> [The problem] Please output every line of the material as it stands, without the pictures.

> [Stored data]
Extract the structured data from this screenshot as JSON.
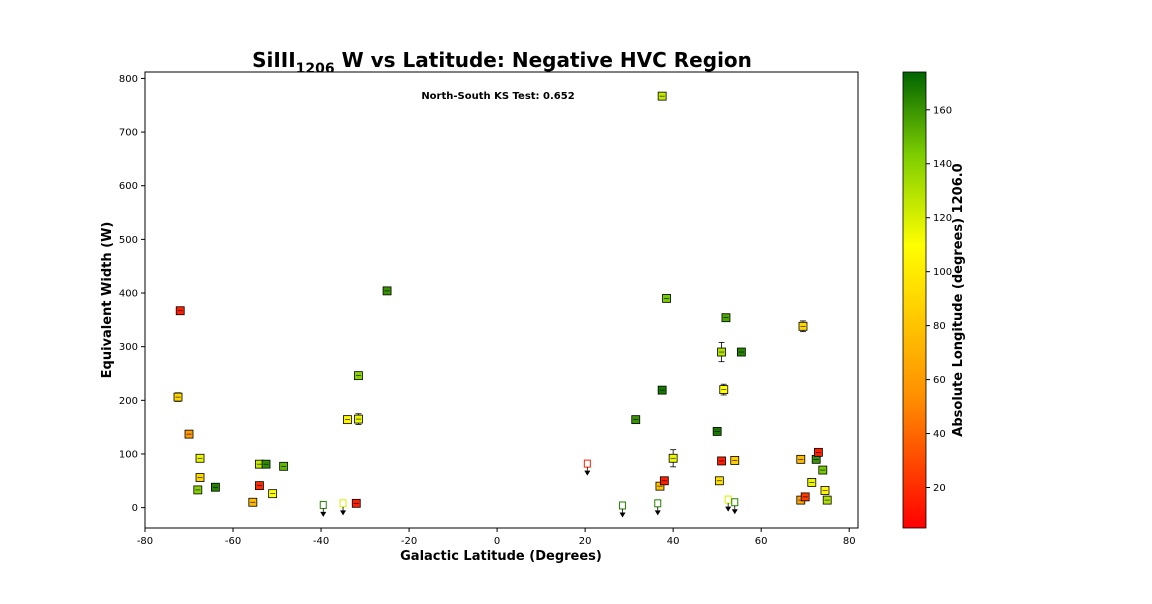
{
  "chart_data": {
    "type": "scatter",
    "title_main": "SiIII",
    "title_sub": "1206",
    "title_rest": " W vs Latitude: Negative HVC Region",
    "xlabel": "Galactic Latitude (Degrees)",
    "ylabel": "Equivalent Width (W)",
    "xlim": [
      -80,
      82
    ],
    "ylim": [
      -38,
      812
    ],
    "xticks": [
      -80,
      -60,
      -40,
      -20,
      0,
      20,
      40,
      60,
      80
    ],
    "yticks": [
      0,
      100,
      200,
      300,
      400,
      500,
      600,
      700,
      800
    ],
    "annotation": "North-South KS Test: 0.652",
    "colorbar": {
      "label": "Absolute Longitude (degrees) 1206.0",
      "range": [
        5,
        174
      ],
      "ticks": [
        20,
        40,
        60,
        80,
        100,
        120,
        140,
        160
      ],
      "colors": [
        "#ff0000",
        "#ff8c00",
        "#ffff00",
        "#7ccd00",
        "#006400"
      ]
    },
    "points": [
      {
        "x": -72,
        "y": 367,
        "c": 15
      },
      {
        "x": -72.5,
        "y": 206,
        "c": 90,
        "err": 8
      },
      {
        "x": -70,
        "y": 137,
        "c": 60
      },
      {
        "x": -67.5,
        "y": 92,
        "c": 115
      },
      {
        "x": -67.5,
        "y": 56,
        "c": 90
      },
      {
        "x": -68,
        "y": 33,
        "c": 140
      },
      {
        "x": -64,
        "y": 38,
        "c": 165
      },
      {
        "x": -55.5,
        "y": 10,
        "c": 75
      },
      {
        "x": -54,
        "y": 41,
        "c": 20
      },
      {
        "x": -54,
        "y": 81,
        "c": 125
      },
      {
        "x": -52.5,
        "y": 81,
        "c": 162
      },
      {
        "x": -51,
        "y": 26,
        "c": 110
      },
      {
        "x": -48.5,
        "y": 77,
        "c": 150
      },
      {
        "x": -39.5,
        "y": 5,
        "c": 165,
        "upper": true
      },
      {
        "x": -35,
        "y": 8,
        "c": 120,
        "upper": true
      },
      {
        "x": -34,
        "y": 164,
        "c": 105
      },
      {
        "x": -32,
        "y": 8,
        "c": 15
      },
      {
        "x": -31.5,
        "y": 165,
        "c": 115,
        "err": 10
      },
      {
        "x": -31.5,
        "y": 246,
        "c": 140
      },
      {
        "x": -25,
        "y": 404,
        "c": 160
      },
      {
        "x": 20.5,
        "y": 82,
        "c": 15,
        "upper": true
      },
      {
        "x": 28.5,
        "y": 4,
        "c": 165,
        "upper": true
      },
      {
        "x": 31.5,
        "y": 164,
        "c": 160
      },
      {
        "x": 36.5,
        "y": 8,
        "c": 165,
        "upper": true
      },
      {
        "x": 37,
        "y": 40,
        "c": 80
      },
      {
        "x": 37.5,
        "y": 219,
        "c": 168
      },
      {
        "x": 38,
        "y": 50,
        "c": 15
      },
      {
        "x": 37.5,
        "y": 767,
        "c": 125
      },
      {
        "x": 38.5,
        "y": 390,
        "c": 145
      },
      {
        "x": 40,
        "y": 92,
        "c": 115,
        "err": 16
      },
      {
        "x": 50,
        "y": 142,
        "c": 168
      },
      {
        "x": 50.5,
        "y": 50,
        "c": 95
      },
      {
        "x": 51,
        "y": 87,
        "c": 15
      },
      {
        "x": 51,
        "y": 290,
        "c": 130,
        "err": 18
      },
      {
        "x": 51.5,
        "y": 220,
        "c": 110,
        "err": 10
      },
      {
        "x": 52,
        "y": 354,
        "c": 155
      },
      {
        "x": 52.5,
        "y": 15,
        "c": 120,
        "upper": true
      },
      {
        "x": 54,
        "y": 88,
        "c": 85
      },
      {
        "x": 54,
        "y": 10,
        "c": 165,
        "upper": true
      },
      {
        "x": 55.5,
        "y": 290,
        "c": 165
      },
      {
        "x": 69,
        "y": 90,
        "c": 75
      },
      {
        "x": 69,
        "y": 14,
        "c": 65
      },
      {
        "x": 69.5,
        "y": 338,
        "c": 90,
        "err": 10
      },
      {
        "x": 70,
        "y": 20,
        "c": 25
      },
      {
        "x": 71.5,
        "y": 47,
        "c": 115
      },
      {
        "x": 72.5,
        "y": 90,
        "c": 160
      },
      {
        "x": 73,
        "y": 103,
        "c": 15
      },
      {
        "x": 74,
        "y": 70,
        "c": 145
      },
      {
        "x": 74.5,
        "y": 32,
        "c": 105
      },
      {
        "x": 75,
        "y": 14,
        "c": 130
      }
    ]
  }
}
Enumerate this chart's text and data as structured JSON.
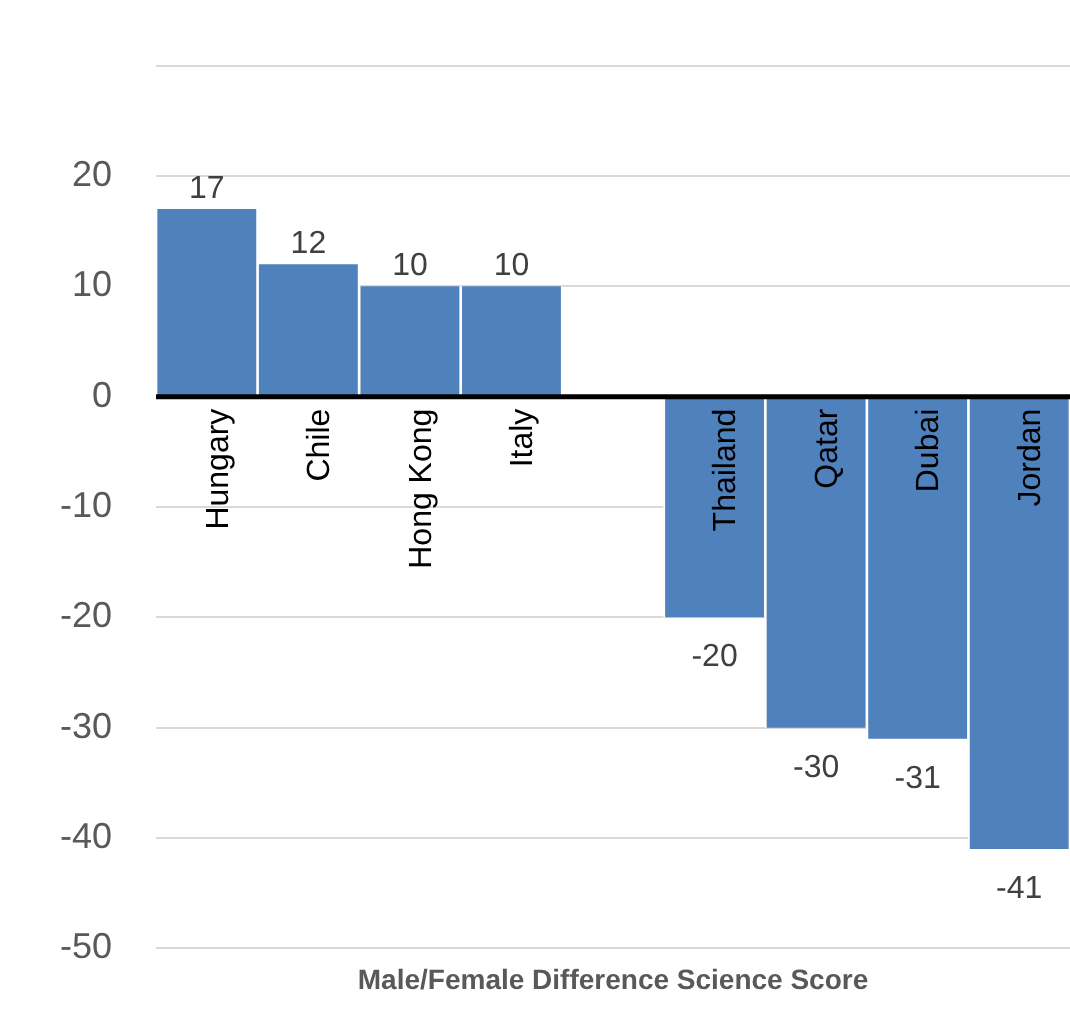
{
  "chart_data": {
    "type": "bar",
    "xlabel": "Male/Female Difference Science Score",
    "categories": [
      "Hungary",
      "Chile",
      "Hong Kong",
      "Italy",
      null,
      "Thailand",
      "Qatar",
      "Dubai",
      "Jordan"
    ],
    "values": [
      17,
      12,
      10,
      10,
      null,
      -20,
      -30,
      -31,
      -41
    ],
    "color": "#4f81bd",
    "ylim": [
      -50,
      30
    ],
    "yticks": [
      -50,
      -40,
      -30,
      -20,
      -10,
      0,
      10,
      20,
      {
        "value": 30,
        "label": null
      }
    ],
    "grid": "y",
    "data_labels": true,
    "legend": false
  }
}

> [Written solution]
Extract the structured data from this screenshot as JSON.
{
  "chart_data": {
    "type": "scatter",
    "title_main": "SiIII",
    "title_sub": "1206",
    "title_rest": " W vs Latitude: Negative HVC Region",
    "xlabel": "Galactic Latitude (Degrees)",
    "ylabel": "Equivalent Width (W)",
    "xlim": [
      -80,
      82
    ],
    "ylim": [
      -38,
      812
    ],
    "xticks": [
      -80,
      -60,
      -40,
      -20,
      0,
      20,
      40,
      60,
      80
    ],
    "yticks": [
      0,
      100,
      200,
      300,
      400,
      500,
      600,
      700,
      800
    ],
    "annotation": "North-South KS Test: 0.652",
    "colorbar": {
      "label": "Absolute Longitude (degrees) 1206.0",
      "range": [
        5,
        174
      ],
      "ticks": [
        20,
        40,
        60,
        80,
        100,
        120,
        140,
        160
      ],
      "colors": [
        "#ff0000",
        "#ff8c00",
        "#ffff00",
        "#7ccd00",
        "#006400"
      ]
    },
    "points": [
      {
        "x": -72,
        "y": 367,
        "c": 15
      },
      {
        "x": -72.5,
        "y": 206,
        "c": 90,
        "err": 8
      },
      {
        "x": -70,
        "y": 137,
        "c": 60
      },
      {
        "x": -67.5,
        "y": 92,
        "c": 115
      },
      {
        "x": -67.5,
        "y": 56,
        "c": 90
      },
      {
        "x": -68,
        "y": 33,
        "c": 140
      },
      {
        "x": -64,
        "y": 38,
        "c": 165
      },
      {
        "x": -55.5,
        "y": 10,
        "c": 75
      },
      {
        "x": -54,
        "y": 41,
        "c": 20
      },
      {
        "x": -54,
        "y": 81,
        "c": 125
      },
      {
        "x": -52.5,
        "y": 81,
        "c": 162
      },
      {
        "x": -51,
        "y": 26,
        "c": 110
      },
      {
        "x": -48.5,
        "y": 77,
        "c": 150
      },
      {
        "x": -39.5,
        "y": 5,
        "c": 165,
        "upper": true
      },
      {
        "x": -35,
        "y": 8,
        "c": 120,
        "upper": true
      },
      {
        "x": -34,
        "y": 164,
        "c": 105
      },
      {
        "x": -32,
        "y": 8,
        "c": 15
      },
      {
        "x": -31.5,
        "y": 165,
        "c": 115,
        "err": 10
      },
      {
        "x": -31.5,
        "y": 246,
        "c": 140
      },
      {
        "x": -25,
        "y": 404,
        "c": 160
      },
      {
        "x": 20.5,
        "y": 82,
        "c": 15,
        "upper": true
      },
      {
        "x": 28.5,
        "y": 4,
        "c": 165,
        "upper": true
      },
      {
        "x": 31.5,
        "y": 164,
        "c": 160
      },
      {
        "x": 36.5,
        "y": 8,
        "c": 165,
        "upper": true
      },
      {
        "x": 37,
        "y": 40,
        "c": 80
      },
      {
        "x": 37.5,
        "y": 219,
        "c": 168
      },
      {
        "x": 38,
        "y": 50,
        "c": 15
      },
      {
        "x": 37.5,
        "y": 767,
        "c": 125
      },
      {
        "x": 38.5,
        "y": 390,
        "c": 145
      },
      {
        "x": 40,
        "y": 92,
        "c": 115,
        "err": 16
      },
      {
        "x": 50,
        "y": 142,
        "c": 168
      },
      {
        "x": 50.5,
        "y": 50,
        "c": 95
      },
      {
        "x": 51,
        "y": 87,
        "c": 15
      },
      {
        "x": 51,
        "y": 290,
        "c": 130,
        "err": 18
      },
      {
        "x": 51.5,
        "y": 220,
        "c": 110,
        "err": 10
      },
      {
        "x": 52,
        "y": 354,
        "c": 155
      },
      {
        "x": 52.5,
        "y": 15,
        "c": 120,
        "upper": true
      },
      {
        "x": 54,
        "y": 88,
        "c": 85
      },
      {
        "x": 54,
        "y": 10,
        "c": 165,
        "upper": true
      },
      {
        "x": 55.5,
        "y": 290,
        "c": 165
      },
      {
        "x": 69,
        "y": 90,
        "c": 75
      },
      {
        "x": 69,
        "y": 14,
        "c": 65
      },
      {
        "x": 69.5,
        "y": 338,
        "c": 90,
        "err": 10
      },
      {
        "x": 70,
        "y": 20,
        "c": 25
      },
      {
        "x": 71.5,
        "y": 47,
        "c": 115
      },
      {
        "x": 72.5,
        "y": 90,
        "c": 160
      },
      {
        "x": 73,
        "y": 103,
        "c": 15
      },
      {
        "x": 74,
        "y": 70,
        "c": 145
      },
      {
        "x": 74.5,
        "y": 32,
        "c": 105
      },
      {
        "x": 75,
        "y": 14,
        "c": 130
      }
    ]
  }
}
Enumerate this chart's text and data as structured JSON.
{
  "chart_data": {
    "type": "bar",
    "xlabel": "Male/Female Difference Science Score",
    "categories": [
      "Hungary",
      "Chile",
      "Hong Kong",
      "Italy",
      null,
      "Thailand",
      "Qatar",
      "Dubai",
      "Jordan"
    ],
    "values": [
      17,
      12,
      10,
      10,
      null,
      -20,
      -30,
      -31,
      -41
    ],
    "color": "#4f81bd",
    "ylim": [
      -50,
      30
    ],
    "yticks": [
      -50,
      -40,
      -30,
      -20,
      -10,
      0,
      10,
      20,
      {
        "value": 30,
        "label": null
      }
    ],
    "grid": "y",
    "data_labels": true,
    "legend": false
  }
}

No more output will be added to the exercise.